[Source data]
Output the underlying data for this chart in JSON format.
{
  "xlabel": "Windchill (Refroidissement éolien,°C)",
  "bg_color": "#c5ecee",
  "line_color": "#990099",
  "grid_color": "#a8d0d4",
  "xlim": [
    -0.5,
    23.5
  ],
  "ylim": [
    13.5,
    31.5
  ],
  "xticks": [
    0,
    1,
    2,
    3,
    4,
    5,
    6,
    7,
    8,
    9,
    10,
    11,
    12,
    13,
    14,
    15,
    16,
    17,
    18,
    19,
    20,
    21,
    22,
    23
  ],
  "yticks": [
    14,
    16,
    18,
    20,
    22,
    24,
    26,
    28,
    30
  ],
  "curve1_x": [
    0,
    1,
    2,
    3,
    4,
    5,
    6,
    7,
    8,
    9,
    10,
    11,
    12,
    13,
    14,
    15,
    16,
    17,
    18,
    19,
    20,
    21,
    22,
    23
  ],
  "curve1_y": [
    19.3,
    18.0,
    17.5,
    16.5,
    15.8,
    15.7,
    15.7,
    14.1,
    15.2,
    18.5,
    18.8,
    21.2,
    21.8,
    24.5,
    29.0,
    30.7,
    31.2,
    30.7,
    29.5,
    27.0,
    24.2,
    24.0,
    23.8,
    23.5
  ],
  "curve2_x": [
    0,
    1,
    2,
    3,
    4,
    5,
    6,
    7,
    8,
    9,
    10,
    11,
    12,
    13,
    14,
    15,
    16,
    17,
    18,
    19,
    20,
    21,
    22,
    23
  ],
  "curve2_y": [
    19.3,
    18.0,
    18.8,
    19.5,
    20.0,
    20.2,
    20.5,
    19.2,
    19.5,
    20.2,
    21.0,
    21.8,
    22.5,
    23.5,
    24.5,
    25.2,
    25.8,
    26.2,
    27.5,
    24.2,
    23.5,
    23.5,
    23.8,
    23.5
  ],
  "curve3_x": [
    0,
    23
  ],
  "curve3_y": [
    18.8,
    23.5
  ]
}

### STATED TASK
Retype each record exactly, leaving nothing out.

### TASK ANSWER
Output the underlying data for this chart in JSON format.
{
  "xlabel": "Windchill (Refroidissement éolien,°C)",
  "bg_color": "#c5ecee",
  "line_color": "#990099",
  "grid_color": "#a8d0d4",
  "xlim": [
    -0.5,
    23.5
  ],
  "ylim": [
    13.5,
    31.5
  ],
  "xticks": [
    0,
    1,
    2,
    3,
    4,
    5,
    6,
    7,
    8,
    9,
    10,
    11,
    12,
    13,
    14,
    15,
    16,
    17,
    18,
    19,
    20,
    21,
    22,
    23
  ],
  "yticks": [
    14,
    16,
    18,
    20,
    22,
    24,
    26,
    28,
    30
  ],
  "curve1_x": [
    0,
    1,
    2,
    3,
    4,
    5,
    6,
    7,
    8,
    9,
    10,
    11,
    12,
    13,
    14,
    15,
    16,
    17,
    18,
    19,
    20,
    21,
    22,
    23
  ],
  "curve1_y": [
    19.3,
    18.0,
    17.5,
    16.5,
    15.8,
    15.7,
    15.7,
    14.1,
    15.2,
    18.5,
    18.8,
    21.2,
    21.8,
    24.5,
    29.0,
    30.7,
    31.2,
    30.7,
    29.5,
    27.0,
    24.2,
    24.0,
    23.8,
    23.5
  ],
  "curve2_x": [
    0,
    1,
    2,
    3,
    4,
    5,
    6,
    7,
    8,
    9,
    10,
    11,
    12,
    13,
    14,
    15,
    16,
    17,
    18,
    19,
    20,
    21,
    22,
    23
  ],
  "curve2_y": [
    19.3,
    18.0,
    18.8,
    19.5,
    20.0,
    20.2,
    20.5,
    19.2,
    19.5,
    20.2,
    21.0,
    21.8,
    22.5,
    23.5,
    24.5,
    25.2,
    25.8,
    26.2,
    27.5,
    24.2,
    23.5,
    23.5,
    23.8,
    23.5
  ],
  "curve3_x": [
    0,
    23
  ],
  "curve3_y": [
    18.8,
    23.5
  ]
}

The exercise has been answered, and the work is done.